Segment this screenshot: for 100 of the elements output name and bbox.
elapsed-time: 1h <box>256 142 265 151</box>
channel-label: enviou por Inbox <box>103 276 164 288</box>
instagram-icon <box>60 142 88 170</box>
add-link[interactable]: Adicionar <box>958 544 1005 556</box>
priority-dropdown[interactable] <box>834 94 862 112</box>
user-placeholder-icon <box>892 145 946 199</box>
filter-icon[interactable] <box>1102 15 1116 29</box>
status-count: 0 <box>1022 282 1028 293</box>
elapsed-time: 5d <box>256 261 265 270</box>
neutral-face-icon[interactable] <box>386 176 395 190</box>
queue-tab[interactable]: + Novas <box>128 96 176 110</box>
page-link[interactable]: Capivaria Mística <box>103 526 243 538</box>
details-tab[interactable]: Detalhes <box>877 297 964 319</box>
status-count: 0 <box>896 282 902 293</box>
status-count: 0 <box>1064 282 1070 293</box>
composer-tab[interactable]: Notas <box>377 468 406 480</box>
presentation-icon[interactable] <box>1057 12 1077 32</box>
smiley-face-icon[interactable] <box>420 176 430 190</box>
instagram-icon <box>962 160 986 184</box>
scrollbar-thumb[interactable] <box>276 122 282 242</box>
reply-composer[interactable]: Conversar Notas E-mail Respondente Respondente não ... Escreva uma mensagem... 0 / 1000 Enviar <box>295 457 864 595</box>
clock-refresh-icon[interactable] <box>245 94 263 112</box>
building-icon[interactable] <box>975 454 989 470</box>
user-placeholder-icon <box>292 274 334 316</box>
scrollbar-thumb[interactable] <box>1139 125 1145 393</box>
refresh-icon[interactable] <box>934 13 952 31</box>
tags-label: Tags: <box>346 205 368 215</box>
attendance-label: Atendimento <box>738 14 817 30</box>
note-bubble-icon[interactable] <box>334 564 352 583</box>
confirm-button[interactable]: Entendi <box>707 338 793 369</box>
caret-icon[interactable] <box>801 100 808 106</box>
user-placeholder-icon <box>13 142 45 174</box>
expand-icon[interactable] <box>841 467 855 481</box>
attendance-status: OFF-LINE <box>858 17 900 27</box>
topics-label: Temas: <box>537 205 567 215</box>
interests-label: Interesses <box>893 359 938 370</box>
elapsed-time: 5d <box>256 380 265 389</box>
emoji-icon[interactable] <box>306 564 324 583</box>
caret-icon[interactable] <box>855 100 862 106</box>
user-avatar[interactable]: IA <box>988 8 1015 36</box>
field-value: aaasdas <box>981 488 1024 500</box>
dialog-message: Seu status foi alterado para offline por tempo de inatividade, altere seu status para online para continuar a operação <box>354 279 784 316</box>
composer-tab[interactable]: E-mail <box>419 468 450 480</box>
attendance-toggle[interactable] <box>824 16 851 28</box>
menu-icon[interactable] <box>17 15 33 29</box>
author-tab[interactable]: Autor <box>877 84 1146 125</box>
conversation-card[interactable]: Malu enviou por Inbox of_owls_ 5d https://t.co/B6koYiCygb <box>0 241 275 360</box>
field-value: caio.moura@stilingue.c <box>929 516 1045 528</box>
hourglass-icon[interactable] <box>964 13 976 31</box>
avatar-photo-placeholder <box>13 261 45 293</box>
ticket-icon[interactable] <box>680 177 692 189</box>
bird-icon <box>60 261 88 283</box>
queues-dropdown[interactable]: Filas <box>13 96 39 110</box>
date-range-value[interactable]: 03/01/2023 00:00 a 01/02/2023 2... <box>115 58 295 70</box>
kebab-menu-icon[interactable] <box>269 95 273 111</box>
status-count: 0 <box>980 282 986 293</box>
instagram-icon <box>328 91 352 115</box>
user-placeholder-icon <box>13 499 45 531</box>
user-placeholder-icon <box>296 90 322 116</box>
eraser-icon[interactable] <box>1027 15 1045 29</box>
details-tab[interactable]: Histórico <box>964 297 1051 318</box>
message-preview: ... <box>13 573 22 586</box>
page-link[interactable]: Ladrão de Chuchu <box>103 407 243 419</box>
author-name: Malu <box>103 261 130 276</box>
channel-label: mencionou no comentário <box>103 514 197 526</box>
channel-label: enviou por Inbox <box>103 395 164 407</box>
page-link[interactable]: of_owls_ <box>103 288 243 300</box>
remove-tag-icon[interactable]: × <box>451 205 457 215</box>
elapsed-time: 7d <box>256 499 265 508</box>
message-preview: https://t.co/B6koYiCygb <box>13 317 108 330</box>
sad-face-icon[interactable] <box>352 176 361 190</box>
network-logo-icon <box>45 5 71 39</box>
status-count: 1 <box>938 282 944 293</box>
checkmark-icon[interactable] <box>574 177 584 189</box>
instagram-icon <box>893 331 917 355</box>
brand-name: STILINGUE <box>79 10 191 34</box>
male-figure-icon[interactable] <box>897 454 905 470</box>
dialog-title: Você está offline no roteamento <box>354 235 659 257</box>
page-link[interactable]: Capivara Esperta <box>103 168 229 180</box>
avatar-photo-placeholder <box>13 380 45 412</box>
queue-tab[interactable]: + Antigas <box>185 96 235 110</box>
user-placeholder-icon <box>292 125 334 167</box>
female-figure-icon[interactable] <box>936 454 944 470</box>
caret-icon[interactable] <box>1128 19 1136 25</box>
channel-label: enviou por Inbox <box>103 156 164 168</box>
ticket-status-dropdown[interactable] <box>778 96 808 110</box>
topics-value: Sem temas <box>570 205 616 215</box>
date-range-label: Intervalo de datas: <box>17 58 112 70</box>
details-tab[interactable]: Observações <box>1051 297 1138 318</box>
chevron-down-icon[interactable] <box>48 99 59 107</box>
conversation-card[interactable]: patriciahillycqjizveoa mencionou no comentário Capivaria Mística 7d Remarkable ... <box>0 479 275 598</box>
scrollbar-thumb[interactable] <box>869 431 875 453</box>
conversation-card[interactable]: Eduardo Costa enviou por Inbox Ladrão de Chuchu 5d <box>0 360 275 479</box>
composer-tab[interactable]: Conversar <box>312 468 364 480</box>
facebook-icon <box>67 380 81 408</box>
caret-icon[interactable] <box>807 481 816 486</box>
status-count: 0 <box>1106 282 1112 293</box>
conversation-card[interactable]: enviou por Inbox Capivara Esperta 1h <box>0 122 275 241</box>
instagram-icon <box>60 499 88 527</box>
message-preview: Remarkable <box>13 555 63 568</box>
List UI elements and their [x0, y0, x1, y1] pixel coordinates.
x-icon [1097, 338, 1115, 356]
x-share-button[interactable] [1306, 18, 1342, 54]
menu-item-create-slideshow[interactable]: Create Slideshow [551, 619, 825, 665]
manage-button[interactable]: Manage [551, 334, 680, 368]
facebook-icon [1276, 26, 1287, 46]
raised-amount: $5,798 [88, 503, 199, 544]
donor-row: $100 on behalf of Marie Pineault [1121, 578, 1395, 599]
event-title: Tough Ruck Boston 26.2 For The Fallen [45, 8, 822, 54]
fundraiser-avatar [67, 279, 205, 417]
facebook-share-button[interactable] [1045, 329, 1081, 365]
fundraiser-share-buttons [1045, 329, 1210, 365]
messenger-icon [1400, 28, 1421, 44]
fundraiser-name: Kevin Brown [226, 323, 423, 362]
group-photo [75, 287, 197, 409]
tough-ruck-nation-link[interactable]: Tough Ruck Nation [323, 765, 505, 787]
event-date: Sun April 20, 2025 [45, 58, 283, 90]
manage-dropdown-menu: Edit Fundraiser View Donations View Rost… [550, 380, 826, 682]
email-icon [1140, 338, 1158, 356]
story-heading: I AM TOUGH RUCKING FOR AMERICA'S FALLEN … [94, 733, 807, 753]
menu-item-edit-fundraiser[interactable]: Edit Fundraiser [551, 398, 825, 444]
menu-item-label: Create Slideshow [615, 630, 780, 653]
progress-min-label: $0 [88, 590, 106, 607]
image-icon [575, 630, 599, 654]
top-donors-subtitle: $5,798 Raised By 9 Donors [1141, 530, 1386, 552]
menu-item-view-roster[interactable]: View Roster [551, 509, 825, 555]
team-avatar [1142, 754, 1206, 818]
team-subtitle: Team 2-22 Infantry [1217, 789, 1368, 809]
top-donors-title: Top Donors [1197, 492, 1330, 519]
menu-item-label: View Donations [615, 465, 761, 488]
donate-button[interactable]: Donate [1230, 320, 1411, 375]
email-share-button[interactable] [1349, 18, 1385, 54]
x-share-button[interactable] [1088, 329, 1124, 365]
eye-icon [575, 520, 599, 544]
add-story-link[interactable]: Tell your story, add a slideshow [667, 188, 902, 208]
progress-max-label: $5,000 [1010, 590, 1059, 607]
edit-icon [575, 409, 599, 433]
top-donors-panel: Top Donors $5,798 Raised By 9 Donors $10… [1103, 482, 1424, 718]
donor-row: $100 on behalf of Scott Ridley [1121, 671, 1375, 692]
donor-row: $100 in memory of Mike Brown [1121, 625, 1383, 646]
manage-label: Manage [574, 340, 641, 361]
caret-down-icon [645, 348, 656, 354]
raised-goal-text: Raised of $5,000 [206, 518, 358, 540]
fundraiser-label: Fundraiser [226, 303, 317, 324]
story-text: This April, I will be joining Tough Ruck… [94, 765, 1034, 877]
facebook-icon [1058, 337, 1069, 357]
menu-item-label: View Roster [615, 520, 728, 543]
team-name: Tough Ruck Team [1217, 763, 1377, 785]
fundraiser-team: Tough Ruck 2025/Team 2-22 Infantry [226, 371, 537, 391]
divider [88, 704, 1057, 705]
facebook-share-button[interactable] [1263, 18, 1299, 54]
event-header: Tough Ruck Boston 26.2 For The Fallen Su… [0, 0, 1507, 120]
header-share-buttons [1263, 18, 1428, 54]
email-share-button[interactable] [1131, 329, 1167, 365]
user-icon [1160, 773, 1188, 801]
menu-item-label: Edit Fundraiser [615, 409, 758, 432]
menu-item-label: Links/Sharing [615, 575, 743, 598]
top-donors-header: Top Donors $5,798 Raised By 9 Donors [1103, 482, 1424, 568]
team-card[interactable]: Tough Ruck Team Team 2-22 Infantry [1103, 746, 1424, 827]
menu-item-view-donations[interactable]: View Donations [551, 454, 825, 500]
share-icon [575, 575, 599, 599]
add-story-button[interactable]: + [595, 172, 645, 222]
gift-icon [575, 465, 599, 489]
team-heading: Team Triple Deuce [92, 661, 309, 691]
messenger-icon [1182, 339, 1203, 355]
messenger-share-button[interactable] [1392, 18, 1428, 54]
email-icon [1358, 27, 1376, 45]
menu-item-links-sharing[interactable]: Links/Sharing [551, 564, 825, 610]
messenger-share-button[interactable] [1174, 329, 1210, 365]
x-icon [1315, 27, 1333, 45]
+--
**WHAT THE TASK REQUIRES**
Put the lines of the listing into a JSON list of strings, one string per line and no blank lines, starting at the first line of the listing and stopping after the line that contains "smiley-face-icon[interactable] <box>420 176".

**EXERCISE RESPONSE**
[
  "Segment this screenshot: for 100 of the elements output name and bbox.",
  "elapsed-time: 1h <box>256 142 265 151</box>",
  "channel-label: enviou por Inbox <box>103 276 164 288</box>",
  "instagram-icon <box>60 142 88 170</box>",
  "add-link[interactable]: Adicionar <box>958 544 1005 556</box>",
  "priority-dropdown[interactable] <box>834 94 862 112</box>",
  "user-placeholder-icon <box>892 145 946 199</box>",
  "filter-icon[interactable] <box>1102 15 1116 29</box>",
  "status-count: 0 <box>1022 282 1028 293</box>",
  "elapsed-time: 5d <box>256 261 265 270</box>",
  "neutral-face-icon[interactable] <box>386 176 395 190</box>",
  "queue-tab[interactable]: + Novas <box>128 96 176 110</box>",
  "page-link[interactable]: Capivaria Mística <box>103 526 243 538</box>",
  "details-tab[interactable]: Detalhes <box>877 297 964 319</box>",
  "status-count: 0 <box>896 282 902 293</box>",
  "status-count: 0 <box>1064 282 1070 293</box>",
  "composer-tab[interactable]: Notas <box>377 468 406 480</box>",
  "presentation-icon[interactable] <box>1057 12 1077 32</box>",
  "smiley-face-icon[interactable] <box>420 176 430 190</box>"
]